• [Data records]:
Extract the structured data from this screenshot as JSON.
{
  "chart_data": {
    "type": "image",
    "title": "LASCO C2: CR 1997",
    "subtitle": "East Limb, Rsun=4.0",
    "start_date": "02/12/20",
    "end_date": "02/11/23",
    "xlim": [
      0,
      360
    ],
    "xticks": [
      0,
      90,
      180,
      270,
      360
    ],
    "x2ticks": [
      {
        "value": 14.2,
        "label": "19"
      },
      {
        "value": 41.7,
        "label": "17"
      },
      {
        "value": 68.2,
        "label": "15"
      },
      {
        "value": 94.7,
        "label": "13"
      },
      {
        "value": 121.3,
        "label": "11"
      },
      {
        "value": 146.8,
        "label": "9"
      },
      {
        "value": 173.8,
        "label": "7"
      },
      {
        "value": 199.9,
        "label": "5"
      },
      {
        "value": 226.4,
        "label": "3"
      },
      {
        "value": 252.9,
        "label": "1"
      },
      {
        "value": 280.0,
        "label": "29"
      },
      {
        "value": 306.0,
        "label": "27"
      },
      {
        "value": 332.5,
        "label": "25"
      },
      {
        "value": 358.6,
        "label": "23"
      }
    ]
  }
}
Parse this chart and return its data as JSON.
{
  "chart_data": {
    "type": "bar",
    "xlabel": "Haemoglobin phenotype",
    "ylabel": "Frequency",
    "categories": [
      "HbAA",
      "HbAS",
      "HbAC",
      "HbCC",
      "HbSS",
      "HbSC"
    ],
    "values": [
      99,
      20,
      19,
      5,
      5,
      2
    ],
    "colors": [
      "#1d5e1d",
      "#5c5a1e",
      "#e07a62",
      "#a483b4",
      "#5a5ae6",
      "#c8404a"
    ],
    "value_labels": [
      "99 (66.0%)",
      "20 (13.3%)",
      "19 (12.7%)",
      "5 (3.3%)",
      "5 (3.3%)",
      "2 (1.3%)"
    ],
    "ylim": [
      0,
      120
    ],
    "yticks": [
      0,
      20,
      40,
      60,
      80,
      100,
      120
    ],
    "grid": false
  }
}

• [What you should do]: Extract each line of the material exactly as it stands.

• [Task solution]:
Extract the structured data from this screenshot as JSON.
{
  "chart_data": {
    "type": "image",
    "title": "LASCO C2: CR 1997",
    "subtitle": "East Limb, Rsun=4.0",
    "start_date": "02/12/20",
    "end_date": "02/11/23",
    "xlim": [
      0,
      360
    ],
    "xticks": [
      0,
      90,
      180,
      270,
      360
    ],
    "x2ticks": [
      {
        "value": 14.2,
        "label": "19"
      },
      {
        "value": 41.7,
        "label": "17"
      },
      {
        "value": 68.2,
        "label": "15"
      },
      {
        "value": 94.7,
        "label": "13"
      },
      {
        "value": 121.3,
        "label": "11"
      },
      {
        "value": 146.8,
        "label": "9"
      },
      {
        "value": 173.8,
        "label": "7"
      },
      {
        "value": 199.9,
        "label": "5"
      },
      {
        "value": 226.4,
        "label": "3"
      },
      {
        "value": 252.9,
        "label": "1"
      },
      {
        "value": 280.0,
        "label": "29"
      },
      {
        "value": 306.0,
        "label": "27"
      },
      {
        "value": 332.5,
        "label": "25"
      },
      {
        "value": 358.6,
        "label": "23"
      }
    ]
  }
}
Parse this chart and return its data as JSON.
{
  "chart_data": {
    "type": "bar",
    "xlabel": "Haemoglobin phenotype",
    "ylabel": "Frequency",
    "categories": [
      "HbAA",
      "HbAS",
      "HbAC",
      "HbCC",
      "HbSS",
      "HbSC"
    ],
    "values": [
      99,
      20,
      19,
      5,
      5,
      2
    ],
    "colors": [
      "#1d5e1d",
      "#5c5a1e",
      "#e07a62",
      "#a483b4",
      "#5a5ae6",
      "#c8404a"
    ],
    "value_labels": [
      "99 (66.0%)",
      "20 (13.3%)",
      "19 (12.7%)",
      "5 (3.3%)",
      "5 (3.3%)",
      "2 (1.3%)"
    ],
    "ylim": [
      0,
      120
    ],
    "yticks": [
      0,
      20,
      40,
      60,
      80,
      100,
      120
    ],
    "grid": false
  }
}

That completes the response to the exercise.